%%

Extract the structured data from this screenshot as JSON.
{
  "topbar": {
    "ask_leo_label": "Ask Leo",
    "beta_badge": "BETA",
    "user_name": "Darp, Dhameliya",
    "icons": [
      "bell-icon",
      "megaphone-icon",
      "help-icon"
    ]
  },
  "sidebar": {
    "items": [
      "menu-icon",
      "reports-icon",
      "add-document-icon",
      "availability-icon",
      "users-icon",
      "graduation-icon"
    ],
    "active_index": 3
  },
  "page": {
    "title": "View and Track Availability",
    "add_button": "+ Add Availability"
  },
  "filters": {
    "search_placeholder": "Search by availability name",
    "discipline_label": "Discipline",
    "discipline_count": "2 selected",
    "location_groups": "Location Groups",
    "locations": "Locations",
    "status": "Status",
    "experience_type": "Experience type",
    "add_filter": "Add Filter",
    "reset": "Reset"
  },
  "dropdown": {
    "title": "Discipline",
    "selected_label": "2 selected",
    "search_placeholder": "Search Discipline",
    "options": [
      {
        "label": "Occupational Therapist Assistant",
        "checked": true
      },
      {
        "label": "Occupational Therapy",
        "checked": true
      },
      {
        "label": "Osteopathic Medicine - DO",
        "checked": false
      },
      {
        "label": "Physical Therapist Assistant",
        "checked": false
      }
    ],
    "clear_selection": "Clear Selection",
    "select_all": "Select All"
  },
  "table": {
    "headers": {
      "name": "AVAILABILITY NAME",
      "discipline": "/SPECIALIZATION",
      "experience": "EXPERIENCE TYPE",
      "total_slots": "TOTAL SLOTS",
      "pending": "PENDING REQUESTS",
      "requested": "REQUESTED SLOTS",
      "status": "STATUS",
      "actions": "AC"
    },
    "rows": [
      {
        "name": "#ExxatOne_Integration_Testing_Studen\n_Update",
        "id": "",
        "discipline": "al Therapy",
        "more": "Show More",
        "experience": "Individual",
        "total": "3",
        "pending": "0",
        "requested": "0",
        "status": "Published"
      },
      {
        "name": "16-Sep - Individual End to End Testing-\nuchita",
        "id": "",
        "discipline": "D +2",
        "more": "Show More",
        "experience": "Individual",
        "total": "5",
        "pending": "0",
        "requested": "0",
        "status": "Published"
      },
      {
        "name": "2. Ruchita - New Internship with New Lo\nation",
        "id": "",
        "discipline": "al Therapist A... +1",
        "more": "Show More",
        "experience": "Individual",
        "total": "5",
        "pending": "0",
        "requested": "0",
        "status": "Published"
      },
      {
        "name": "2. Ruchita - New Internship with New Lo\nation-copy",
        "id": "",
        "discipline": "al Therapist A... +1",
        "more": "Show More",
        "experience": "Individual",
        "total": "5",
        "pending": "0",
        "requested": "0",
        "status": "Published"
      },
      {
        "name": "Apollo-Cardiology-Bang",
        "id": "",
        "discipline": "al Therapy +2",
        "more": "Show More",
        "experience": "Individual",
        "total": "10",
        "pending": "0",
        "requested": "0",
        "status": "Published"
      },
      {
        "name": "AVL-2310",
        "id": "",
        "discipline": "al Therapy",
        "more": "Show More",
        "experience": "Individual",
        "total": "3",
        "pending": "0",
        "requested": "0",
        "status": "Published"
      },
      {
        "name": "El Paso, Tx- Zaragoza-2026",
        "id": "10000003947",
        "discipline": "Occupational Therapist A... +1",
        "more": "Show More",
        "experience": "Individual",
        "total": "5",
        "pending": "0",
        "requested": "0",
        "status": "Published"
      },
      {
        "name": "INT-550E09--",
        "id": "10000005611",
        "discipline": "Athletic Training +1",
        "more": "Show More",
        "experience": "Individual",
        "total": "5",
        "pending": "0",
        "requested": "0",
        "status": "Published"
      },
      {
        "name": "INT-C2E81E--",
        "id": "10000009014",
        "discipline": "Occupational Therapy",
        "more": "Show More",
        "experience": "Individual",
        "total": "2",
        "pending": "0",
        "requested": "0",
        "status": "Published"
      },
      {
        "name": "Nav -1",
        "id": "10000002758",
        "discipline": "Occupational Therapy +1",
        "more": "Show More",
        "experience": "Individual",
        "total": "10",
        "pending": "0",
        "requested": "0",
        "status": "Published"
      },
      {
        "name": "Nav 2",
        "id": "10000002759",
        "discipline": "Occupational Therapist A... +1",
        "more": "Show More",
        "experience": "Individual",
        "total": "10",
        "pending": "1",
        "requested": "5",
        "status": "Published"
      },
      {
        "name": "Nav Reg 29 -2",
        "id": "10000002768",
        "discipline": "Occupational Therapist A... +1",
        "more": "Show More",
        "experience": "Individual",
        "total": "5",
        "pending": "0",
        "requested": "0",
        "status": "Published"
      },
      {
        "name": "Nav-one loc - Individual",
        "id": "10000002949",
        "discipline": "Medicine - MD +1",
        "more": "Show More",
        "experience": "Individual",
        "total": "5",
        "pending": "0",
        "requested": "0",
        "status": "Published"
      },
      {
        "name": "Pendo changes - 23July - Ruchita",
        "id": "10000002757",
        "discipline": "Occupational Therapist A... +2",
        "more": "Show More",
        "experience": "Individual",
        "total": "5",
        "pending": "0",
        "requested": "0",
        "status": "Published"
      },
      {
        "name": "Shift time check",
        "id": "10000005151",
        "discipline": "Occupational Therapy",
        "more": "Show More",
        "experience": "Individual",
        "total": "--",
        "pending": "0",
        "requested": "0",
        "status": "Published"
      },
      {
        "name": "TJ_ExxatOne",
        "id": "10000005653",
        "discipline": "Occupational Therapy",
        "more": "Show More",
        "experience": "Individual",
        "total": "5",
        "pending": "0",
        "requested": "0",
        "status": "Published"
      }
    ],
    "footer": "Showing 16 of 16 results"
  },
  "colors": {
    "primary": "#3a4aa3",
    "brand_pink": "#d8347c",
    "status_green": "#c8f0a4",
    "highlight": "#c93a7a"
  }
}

%%

Aim of the task:
Each record above should be restated word for word.

Response for this exercise:
Extract the structured data from this screenshot as JSON.
{
  "topbar": {
    "ask_leo_label": "Ask Leo",
    "beta_badge": "BETA",
    "user_name": "Darp, Dhameliya",
    "icons": [
      "bell-icon",
      "megaphone-icon",
      "help-icon"
    ]
  },
  "sidebar": {
    "items": [
      "menu-icon",
      "reports-icon",
      "add-document-icon",
      "availability-icon",
      "users-icon",
      "graduation-icon"
    ],
    "active_index": 3
  },
  "page": {
    "title": "View and Track Availability",
    "add_button": "+ Add Availability"
  },
  "filters": {
    "search_placeholder": "Search by availability name",
    "discipline_label": "Discipline",
    "discipline_count": "2 selected",
    "location_groups": "Location Groups",
    "locations": "Locations",
    "status": "Status",
    "experience_type": "Experience type",
    "add_filter": "Add Filter",
    "reset": "Reset"
  },
  "dropdown": {
    "title": "Discipline",
    "selected_label": "2 selected",
    "search_placeholder": "Search Discipline",
    "options": [
      {
        "label": "Occupational Therapist Assistant",
        "checked": true
      },
      {
        "label": "Occupational Therapy",
        "checked": true
      },
      {
        "label": "Osteopathic Medicine - DO",
        "checked": false
      },
      {
        "label": "Physical Therapist Assistant",
        "checked": false
      }
    ],
    "clear_selection": "Clear Selection",
    "select_all": "Select All"
  },
  "table": {
    "headers": {
      "name": "AVAILABILITY NAME",
      "discipline": "/SPECIALIZATION",
      "experience": "EXPERIENCE TYPE",
      "total_slots": "TOTAL SLOTS",
      "pending": "PENDING REQUESTS",
      "requested": "REQUESTED SLOTS",
      "status": "STATUS",
      "actions": "AC"
    },
    "rows": [
      {
        "name": "#ExxatOne_Integration_Testing_Studen\n_Update",
        "id": "",
        "discipline": "al Therapy",
        "more": "Show More",
        "experience": "Individual",
        "total": "3",
        "pending": "0",
        "requested": "0",
        "status": "Published"
      },
      {
        "name": "16-Sep - Individual End to End Testing-\nuchita",
        "id": "",
        "discipline": "D +2",
        "more": "Show More",
        "experience": "Individual",
        "total": "5",
        "pending": "0",
        "requested": "0",
        "status": "Published"
      },
      {
        "name": "2. Ruchita - New Internship with New Lo\nation",
        "id": "",
        "discipline": "al Therapist A... +1",
        "more": "Show More",
        "experience": "Individual",
        "total": "5",
        "pending": "0",
        "requested": "0",
        "status": "Published"
      },
      {
        "name": "2. Ruchita - New Internship with New Lo\nation-copy",
        "id": "",
        "discipline": "al Therapist A... +1",
        "more": "Show More",
        "experience": "Individual",
        "total": "5",
        "pending": "0",
        "requested": "0",
        "status": "Published"
      },
      {
        "name": "Apollo-Cardiology-Bang",
        "id": "",
        "discipline": "al Therapy +2",
        "more": "Show More",
        "experience": "Individual",
        "total": "10",
        "pending": "0",
        "requested": "0",
        "status": "Published"
      },
      {
        "name": "AVL-2310",
        "id": "",
        "discipline": "al Therapy",
        "more": "Show More",
        "experience": "Individual",
        "total": "3",
        "pending": "0",
        "requested": "0",
        "status": "Published"
      },
      {
        "name": "El Paso, Tx- Zaragoza-2026",
        "id": "10000003947",
        "discipline": "Occupational Therapist A... +1",
        "more": "Show More",
        "experience": "Individual",
        "total": "5",
        "pending": "0",
        "requested": "0",
        "status": "Published"
      },
      {
        "name": "INT-550E09--",
        "id": "10000005611",
        "discipline": "Athletic Training +1",
        "more": "Show More",
        "experience": "Individual",
        "total": "5",
        "pending": "0",
        "requested": "0",
        "status": "Published"
      },
      {
        "name": "INT-C2E81E--",
        "id": "10000009014",
        "discipline": "Occupational Therapy",
        "more": "Show More",
        "experience": "Individual",
        "total": "2",
        "pending": "0",
        "requested": "0",
        "status": "Published"
      },
      {
        "name": "Nav -1",
        "id": "10000002758",
        "discipline": "Occupational Therapy +1",
        "more": "Show More",
        "experience": "Individual",
        "total": "10",
        "pending": "0",
        "requested": "0",
        "status": "Published"
      },
      {
        "name": "Nav 2",
        "id": "10000002759",
        "discipline": "Occupational Therapist A... +1",
        "more": "Show More",
        "experience": "Individual",
        "total": "10",
        "pending": "1",
        "requested": "5",
        "status": "Published"
      },
      {
        "name": "Nav Reg 29 -2",
        "id": "10000002768",
        "discipline": "Occupational Therapist A... +1",
        "more": "Show More",
        "experience": "Individual",
        "total": "5",
        "pending": "0",
        "requested": "0",
        "status": "Published"
      },
      {
        "name": "Nav-one loc - Individual",
        "id": "10000002949",
        "discipline": "Medicine - MD +1",
        "more": "Show More",
        "experience": "Individual",
        "total": "5",
        "pending": "0",
        "requested": "0",
        "status": "Published"
      },
      {
        "name": "Pendo changes - 23July - Ruchita",
        "id": "10000002757",
        "discipline": "Occupational Therapist A... +2",
        "more": "Show More",
        "experience": "Individual",
        "total": "5",
        "pending": "0",
        "requested": "0",
        "status": "Published"
      },
      {
        "name": "Shift time check",
        "id": "10000005151",
        "discipline": "Occupational Therapy",
        "more": "Show More",
        "experience": "Individual",
        "total": "--",
        "pending": "0",
        "requested": "0",
        "status": "Published"
      },
      {
        "name": "TJ_ExxatOne",
        "id": "10000005653",
        "discipline": "Occupational Therapy",
        "more": "Show More",
        "experience": "Individual",
        "total": "5",
        "pending": "0",
        "requested": "0",
        "status": "Published"
      }
    ],
    "footer": "Showing 16 of 16 results"
  },
  "colors": {
    "primary": "#3a4aa3",
    "brand_pink": "#d8347c",
    "status_green": "#c8f0a4",
    "highlight": "#c93a7a"
  }
}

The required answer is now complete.